_THE REQUEST_
Extract the lines that hold the string "Spaniel".

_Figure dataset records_

·····

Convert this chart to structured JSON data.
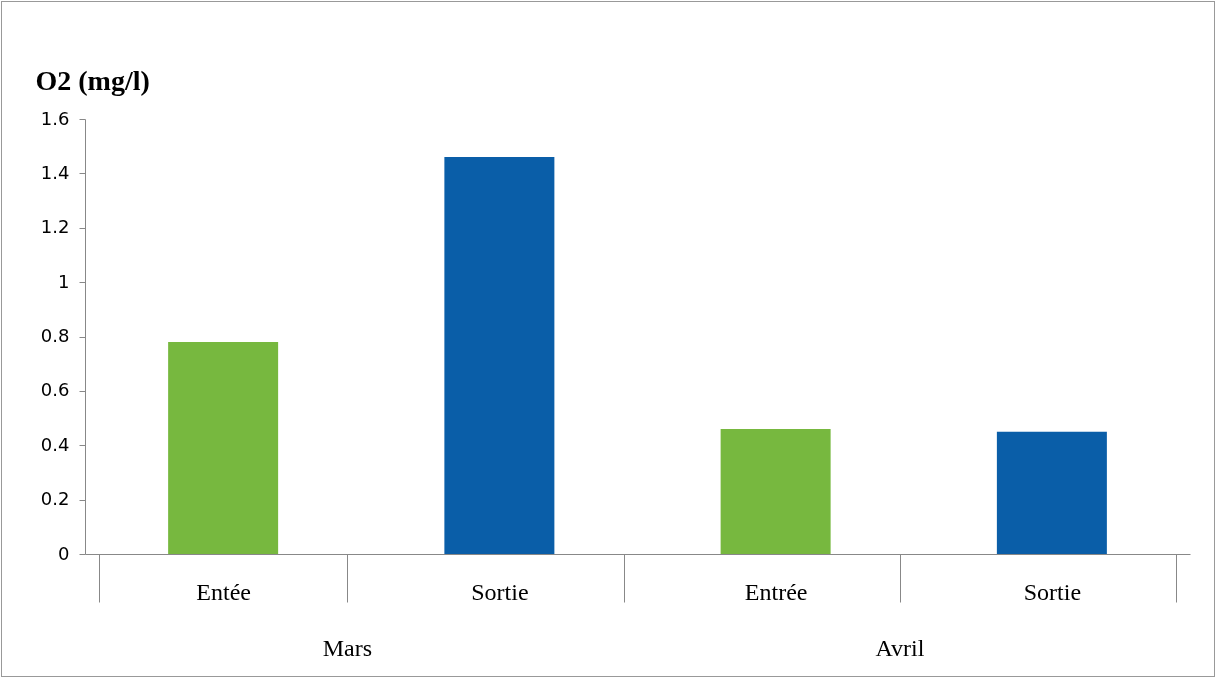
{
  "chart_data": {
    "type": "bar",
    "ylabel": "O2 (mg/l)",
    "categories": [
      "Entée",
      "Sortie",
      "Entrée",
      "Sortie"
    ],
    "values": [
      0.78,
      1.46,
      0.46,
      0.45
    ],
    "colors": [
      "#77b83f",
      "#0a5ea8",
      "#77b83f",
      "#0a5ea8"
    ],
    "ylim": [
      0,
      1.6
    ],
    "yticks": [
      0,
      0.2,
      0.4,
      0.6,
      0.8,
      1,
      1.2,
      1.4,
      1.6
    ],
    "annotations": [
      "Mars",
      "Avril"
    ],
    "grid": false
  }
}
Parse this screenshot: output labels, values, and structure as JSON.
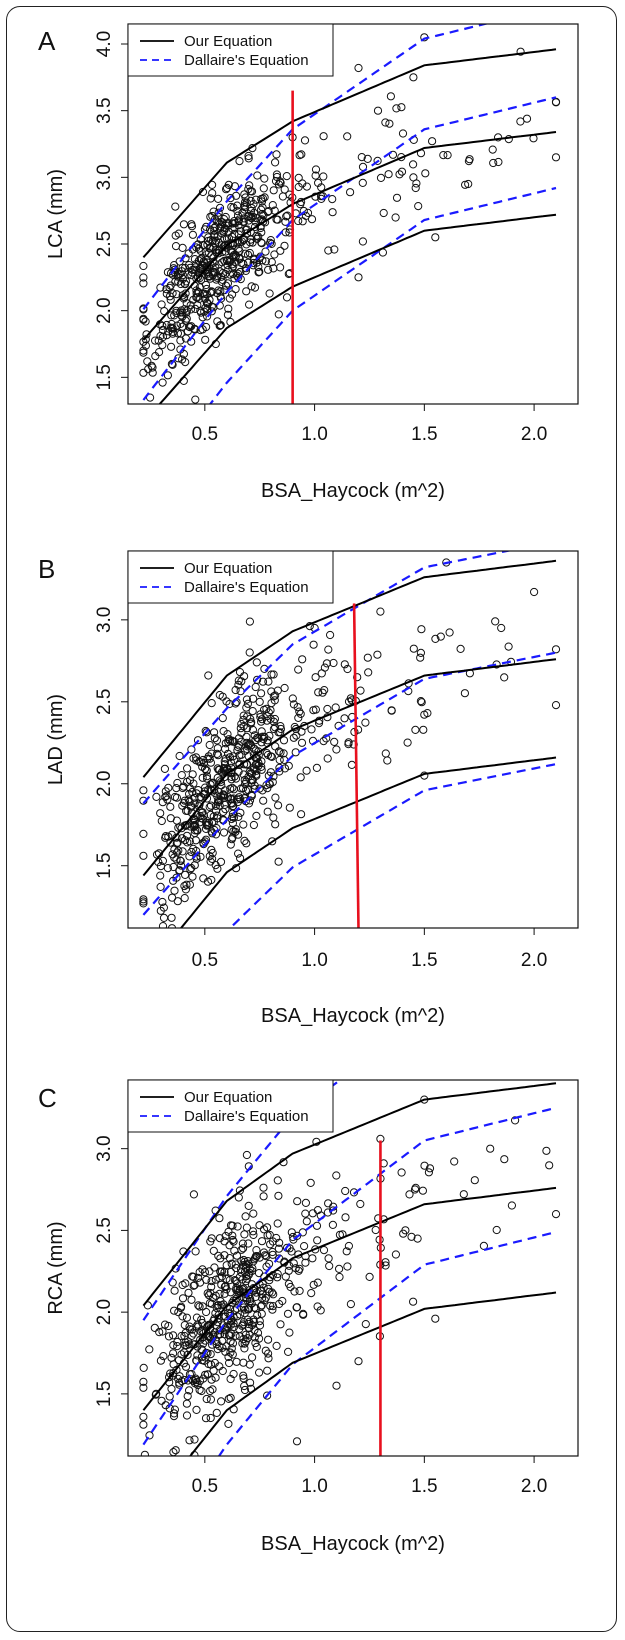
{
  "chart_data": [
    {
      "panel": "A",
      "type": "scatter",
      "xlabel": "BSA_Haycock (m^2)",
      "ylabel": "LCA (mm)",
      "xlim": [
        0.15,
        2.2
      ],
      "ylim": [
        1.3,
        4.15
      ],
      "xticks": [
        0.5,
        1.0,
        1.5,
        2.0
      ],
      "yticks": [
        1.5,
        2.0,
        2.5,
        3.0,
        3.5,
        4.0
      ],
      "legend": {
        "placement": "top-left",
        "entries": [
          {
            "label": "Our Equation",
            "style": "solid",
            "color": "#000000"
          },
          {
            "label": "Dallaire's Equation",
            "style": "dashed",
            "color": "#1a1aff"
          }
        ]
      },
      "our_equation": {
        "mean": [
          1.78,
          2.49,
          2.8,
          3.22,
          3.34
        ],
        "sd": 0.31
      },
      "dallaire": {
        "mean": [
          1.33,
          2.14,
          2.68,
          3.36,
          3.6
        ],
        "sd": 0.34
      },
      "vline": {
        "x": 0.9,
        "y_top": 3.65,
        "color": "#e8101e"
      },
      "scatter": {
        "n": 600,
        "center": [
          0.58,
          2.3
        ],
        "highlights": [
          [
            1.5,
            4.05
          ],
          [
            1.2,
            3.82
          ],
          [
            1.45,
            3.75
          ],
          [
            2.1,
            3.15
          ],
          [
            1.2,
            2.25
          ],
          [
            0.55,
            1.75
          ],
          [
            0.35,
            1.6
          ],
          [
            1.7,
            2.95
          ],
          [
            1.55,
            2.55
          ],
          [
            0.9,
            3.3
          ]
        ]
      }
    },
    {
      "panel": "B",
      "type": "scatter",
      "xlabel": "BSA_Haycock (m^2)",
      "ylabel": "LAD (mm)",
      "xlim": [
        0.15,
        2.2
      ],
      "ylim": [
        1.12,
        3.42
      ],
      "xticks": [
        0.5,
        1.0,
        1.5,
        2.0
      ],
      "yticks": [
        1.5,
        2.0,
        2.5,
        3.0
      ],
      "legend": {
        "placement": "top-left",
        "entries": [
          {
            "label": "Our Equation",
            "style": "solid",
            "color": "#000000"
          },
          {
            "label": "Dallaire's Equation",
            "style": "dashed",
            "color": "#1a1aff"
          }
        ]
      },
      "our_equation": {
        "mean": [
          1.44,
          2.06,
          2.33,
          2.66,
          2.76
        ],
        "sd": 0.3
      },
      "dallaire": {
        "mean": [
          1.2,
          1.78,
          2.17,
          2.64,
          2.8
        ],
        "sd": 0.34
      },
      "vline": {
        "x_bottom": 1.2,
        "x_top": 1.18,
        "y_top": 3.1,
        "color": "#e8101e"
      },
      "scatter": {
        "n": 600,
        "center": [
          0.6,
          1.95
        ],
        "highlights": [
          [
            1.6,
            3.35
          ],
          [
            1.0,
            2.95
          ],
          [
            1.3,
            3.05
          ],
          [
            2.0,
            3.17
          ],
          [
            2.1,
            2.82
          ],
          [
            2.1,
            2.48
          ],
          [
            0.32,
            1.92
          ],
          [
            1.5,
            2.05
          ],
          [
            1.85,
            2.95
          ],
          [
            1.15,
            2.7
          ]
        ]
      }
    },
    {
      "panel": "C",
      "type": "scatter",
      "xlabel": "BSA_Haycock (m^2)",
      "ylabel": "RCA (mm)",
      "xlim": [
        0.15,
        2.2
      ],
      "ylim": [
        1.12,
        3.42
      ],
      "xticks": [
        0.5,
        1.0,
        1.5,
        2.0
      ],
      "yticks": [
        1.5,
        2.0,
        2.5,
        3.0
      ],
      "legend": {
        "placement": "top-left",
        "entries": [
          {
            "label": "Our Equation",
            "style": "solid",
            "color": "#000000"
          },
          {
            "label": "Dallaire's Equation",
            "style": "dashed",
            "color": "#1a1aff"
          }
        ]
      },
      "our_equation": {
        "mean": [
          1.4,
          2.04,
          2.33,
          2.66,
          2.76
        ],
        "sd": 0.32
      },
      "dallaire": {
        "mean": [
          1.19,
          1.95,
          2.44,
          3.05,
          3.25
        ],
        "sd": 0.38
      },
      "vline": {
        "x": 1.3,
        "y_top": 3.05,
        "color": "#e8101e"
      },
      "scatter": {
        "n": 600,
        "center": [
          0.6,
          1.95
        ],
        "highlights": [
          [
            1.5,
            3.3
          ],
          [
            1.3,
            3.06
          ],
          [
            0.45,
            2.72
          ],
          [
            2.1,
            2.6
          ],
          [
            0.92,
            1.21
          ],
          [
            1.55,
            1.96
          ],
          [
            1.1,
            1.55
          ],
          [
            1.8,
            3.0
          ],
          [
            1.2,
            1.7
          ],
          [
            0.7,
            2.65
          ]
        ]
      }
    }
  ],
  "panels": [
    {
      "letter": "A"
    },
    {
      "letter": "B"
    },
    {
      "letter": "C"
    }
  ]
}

·····

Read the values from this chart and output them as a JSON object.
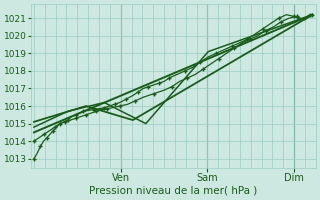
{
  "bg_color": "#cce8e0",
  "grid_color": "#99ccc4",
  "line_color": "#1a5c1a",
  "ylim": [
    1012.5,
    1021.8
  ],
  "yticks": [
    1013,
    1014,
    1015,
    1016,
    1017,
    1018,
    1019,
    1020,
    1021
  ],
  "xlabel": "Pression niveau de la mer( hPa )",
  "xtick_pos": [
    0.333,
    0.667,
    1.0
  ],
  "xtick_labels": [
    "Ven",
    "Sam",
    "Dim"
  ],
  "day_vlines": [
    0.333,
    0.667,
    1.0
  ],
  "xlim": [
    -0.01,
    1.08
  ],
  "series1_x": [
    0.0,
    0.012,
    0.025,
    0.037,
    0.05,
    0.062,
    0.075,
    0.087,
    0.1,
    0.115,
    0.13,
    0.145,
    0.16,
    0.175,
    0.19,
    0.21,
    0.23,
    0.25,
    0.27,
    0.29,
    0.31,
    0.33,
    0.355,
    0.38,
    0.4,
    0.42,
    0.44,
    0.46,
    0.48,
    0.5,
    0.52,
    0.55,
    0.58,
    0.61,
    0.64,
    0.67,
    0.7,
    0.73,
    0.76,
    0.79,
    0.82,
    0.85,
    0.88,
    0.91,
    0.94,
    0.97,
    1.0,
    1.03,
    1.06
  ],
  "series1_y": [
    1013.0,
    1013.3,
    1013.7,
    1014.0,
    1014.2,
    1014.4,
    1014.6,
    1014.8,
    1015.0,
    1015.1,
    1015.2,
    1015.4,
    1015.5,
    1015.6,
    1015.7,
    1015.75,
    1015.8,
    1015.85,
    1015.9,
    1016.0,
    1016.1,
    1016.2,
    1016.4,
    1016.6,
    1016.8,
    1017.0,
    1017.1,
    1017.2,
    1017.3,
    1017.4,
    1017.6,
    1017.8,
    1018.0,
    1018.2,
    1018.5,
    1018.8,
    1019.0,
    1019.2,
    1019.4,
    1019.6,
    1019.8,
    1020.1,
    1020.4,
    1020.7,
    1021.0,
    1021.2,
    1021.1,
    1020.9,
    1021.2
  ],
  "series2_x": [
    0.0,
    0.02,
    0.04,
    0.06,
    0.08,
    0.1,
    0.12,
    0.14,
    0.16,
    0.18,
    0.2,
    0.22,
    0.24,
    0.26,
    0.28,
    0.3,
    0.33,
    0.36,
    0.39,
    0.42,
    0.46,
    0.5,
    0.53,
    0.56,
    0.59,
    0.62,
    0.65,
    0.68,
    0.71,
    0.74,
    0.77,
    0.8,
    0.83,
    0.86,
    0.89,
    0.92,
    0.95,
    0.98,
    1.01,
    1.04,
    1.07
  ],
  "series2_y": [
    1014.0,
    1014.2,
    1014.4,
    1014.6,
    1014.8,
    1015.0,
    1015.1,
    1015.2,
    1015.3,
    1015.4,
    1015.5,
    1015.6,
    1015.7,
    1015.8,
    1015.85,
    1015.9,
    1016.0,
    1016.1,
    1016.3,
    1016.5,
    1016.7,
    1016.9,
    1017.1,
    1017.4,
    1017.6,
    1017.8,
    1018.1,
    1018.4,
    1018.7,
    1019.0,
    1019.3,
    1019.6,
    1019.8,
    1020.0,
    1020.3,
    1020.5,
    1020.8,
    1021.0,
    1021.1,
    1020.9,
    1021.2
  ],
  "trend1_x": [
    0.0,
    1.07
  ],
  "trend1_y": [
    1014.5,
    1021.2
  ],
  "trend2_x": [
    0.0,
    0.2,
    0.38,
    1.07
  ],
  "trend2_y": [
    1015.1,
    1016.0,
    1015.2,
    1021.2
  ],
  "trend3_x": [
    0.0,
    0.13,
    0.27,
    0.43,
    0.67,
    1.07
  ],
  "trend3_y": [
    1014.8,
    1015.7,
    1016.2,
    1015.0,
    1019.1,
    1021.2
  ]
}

·····

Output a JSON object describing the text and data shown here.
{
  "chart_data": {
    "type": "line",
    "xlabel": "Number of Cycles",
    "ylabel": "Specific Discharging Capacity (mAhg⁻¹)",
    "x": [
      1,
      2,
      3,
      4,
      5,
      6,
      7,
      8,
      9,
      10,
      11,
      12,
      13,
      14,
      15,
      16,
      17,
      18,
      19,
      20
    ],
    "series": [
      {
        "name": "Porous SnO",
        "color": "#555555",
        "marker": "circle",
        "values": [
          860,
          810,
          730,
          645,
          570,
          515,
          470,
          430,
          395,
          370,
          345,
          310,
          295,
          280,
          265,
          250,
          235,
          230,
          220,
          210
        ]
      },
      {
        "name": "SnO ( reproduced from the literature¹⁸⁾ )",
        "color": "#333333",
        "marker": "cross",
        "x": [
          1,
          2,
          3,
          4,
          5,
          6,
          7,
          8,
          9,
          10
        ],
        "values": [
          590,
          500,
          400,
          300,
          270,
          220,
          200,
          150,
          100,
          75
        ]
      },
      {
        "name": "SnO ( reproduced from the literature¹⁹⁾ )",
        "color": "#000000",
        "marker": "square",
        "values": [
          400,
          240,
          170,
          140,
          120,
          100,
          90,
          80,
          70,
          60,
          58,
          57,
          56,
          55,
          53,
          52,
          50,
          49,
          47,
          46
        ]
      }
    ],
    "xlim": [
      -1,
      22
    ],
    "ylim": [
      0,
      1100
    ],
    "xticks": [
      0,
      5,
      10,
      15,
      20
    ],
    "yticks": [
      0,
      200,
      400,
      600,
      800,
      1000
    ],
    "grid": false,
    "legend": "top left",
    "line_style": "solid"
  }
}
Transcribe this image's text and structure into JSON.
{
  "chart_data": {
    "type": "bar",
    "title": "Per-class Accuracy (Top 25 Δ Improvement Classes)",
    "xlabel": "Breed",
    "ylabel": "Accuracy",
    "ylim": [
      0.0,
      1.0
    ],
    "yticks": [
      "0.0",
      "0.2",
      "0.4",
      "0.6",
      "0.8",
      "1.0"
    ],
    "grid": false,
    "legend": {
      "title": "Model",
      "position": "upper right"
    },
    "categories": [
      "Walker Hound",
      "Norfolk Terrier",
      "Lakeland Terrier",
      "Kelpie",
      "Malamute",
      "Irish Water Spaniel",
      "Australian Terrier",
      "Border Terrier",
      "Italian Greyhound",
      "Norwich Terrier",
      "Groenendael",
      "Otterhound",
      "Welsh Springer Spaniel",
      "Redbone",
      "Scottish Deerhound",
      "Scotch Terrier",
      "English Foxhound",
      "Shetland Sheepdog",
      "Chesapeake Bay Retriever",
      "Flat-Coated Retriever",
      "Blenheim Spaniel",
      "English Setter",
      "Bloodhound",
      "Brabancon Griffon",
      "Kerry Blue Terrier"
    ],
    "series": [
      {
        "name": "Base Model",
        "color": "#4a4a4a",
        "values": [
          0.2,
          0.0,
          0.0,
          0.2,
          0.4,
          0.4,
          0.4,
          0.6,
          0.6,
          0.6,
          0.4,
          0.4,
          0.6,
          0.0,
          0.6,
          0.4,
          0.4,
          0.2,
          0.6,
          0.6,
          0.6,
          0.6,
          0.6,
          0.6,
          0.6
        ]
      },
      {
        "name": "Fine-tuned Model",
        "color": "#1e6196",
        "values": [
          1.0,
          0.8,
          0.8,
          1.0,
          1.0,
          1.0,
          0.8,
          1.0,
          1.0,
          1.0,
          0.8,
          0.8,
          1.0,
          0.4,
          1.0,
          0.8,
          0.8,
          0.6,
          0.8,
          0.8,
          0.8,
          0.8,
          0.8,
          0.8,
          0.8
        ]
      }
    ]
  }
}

·····

_REPLY TO THE TASK_
      "Irish Water Spaniel",
      "Welsh Springer Spaniel",
      "Blenheim Spaniel",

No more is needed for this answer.